[TEXT SECTION — start]

Some media reports have suggested that the original owners of properties leased by Homigo have told tenants that the startup has not paid them the said lease amount, and that is why they are asking tenants to vacate. YourStory was unable to confirm this.
Multiple emails and text messages that YourStory sent to the founders of Homigo remained unanswered at the time of publication. We will update the story as and when we receive a response. There have also been reports of resignations of two board members. We were unable to conclusively identify these board members.
What put off Nestaway?
A highly placed source at Nestaway, who was part of the due-diligence process when it was considering acquiring Homigo, told YourStory,
“The problem isn’t just the lack of funds. When we began to dig deeper, we realised that there was mismanagement. In our due diligence, we also noticed that the red in the ledger was more than what the team had initially claimed.”

[TEXT SECTION — finish]

• [PROBLEM 1]:
From the text on Homigo, write out the passage from "Multiple emails and" up to and including "put off Nestaway?".
• [PROBLEM 2]:
Translate this sentence from the Homigo text into Spanish: "There have also been reports of resignations of two board members."

[MATERIAL SHOWN — start]

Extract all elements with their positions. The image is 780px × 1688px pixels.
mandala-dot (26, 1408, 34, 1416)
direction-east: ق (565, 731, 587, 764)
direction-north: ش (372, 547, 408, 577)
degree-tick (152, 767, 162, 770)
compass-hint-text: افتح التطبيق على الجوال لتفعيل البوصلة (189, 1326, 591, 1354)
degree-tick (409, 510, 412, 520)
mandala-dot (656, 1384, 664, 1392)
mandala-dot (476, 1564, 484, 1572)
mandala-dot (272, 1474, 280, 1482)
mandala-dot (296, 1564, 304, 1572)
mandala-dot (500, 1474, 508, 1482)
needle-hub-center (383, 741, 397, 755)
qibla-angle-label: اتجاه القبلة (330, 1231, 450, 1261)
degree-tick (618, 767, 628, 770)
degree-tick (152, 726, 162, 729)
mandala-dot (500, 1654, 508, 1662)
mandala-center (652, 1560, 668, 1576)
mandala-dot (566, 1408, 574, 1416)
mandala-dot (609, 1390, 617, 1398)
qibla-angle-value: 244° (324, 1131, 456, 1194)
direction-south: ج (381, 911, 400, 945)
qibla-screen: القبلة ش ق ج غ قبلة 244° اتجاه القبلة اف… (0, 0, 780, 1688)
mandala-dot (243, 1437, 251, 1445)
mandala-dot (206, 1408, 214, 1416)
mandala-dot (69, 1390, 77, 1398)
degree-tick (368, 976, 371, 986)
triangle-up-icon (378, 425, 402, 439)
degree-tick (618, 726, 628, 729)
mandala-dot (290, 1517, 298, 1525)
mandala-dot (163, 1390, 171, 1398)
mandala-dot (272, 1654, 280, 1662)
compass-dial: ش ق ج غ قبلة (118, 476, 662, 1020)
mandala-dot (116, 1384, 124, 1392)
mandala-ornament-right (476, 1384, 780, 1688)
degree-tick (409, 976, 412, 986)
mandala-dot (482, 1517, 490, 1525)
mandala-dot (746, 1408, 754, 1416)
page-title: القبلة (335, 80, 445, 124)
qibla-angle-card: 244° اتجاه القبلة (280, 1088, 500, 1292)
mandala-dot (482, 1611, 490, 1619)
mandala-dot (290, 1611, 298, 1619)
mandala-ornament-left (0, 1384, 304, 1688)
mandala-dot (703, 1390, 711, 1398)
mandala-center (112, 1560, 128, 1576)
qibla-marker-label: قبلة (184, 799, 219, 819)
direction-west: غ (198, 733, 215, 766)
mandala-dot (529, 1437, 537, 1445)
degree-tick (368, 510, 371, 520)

[MATERIAL SHOWN — finish]

• [WRITTEN RESPONSE 1]:
Multiple emails and text messages that YourStory sent to the founders of Homigo remained unanswered at the time of publication. We will update the story as and when we receive a response. There have also been reports of resignations of two board members. We were unable to conclusively identify these board members.
What put off Nestaway?

• [WRITTEN RESPONSE 2]:
También ha habido informes de renuncias de dos miembros de la junta directiva.